Data entries
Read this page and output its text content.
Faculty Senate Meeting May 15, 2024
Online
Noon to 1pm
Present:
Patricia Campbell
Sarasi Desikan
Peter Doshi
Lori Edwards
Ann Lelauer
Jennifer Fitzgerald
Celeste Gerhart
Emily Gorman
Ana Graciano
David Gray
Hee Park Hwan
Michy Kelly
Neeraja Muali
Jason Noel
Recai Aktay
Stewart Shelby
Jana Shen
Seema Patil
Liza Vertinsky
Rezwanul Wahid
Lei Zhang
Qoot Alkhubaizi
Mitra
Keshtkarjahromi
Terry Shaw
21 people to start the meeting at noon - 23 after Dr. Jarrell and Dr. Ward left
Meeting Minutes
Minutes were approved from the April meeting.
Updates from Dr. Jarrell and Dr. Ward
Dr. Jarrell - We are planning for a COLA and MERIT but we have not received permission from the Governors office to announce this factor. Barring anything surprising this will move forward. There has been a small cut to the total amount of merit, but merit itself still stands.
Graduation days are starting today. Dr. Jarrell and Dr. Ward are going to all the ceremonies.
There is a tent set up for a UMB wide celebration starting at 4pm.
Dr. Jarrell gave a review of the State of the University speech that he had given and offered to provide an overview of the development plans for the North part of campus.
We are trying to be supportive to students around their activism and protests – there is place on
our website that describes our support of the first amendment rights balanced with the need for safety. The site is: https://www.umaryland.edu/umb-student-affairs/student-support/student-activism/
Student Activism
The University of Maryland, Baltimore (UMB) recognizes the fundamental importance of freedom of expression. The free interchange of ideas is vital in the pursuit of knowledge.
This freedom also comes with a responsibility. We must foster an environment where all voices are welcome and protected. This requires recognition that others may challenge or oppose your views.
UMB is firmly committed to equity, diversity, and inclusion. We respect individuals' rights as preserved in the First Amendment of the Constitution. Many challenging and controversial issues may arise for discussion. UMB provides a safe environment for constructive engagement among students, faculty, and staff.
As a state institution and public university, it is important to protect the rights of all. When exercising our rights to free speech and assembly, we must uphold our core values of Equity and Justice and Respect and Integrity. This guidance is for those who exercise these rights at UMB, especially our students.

• _WRITTEN PROBLEM_
Count each line above in which the string "starting" appears, then state only the total.

• _WORKED SOLUTION_
2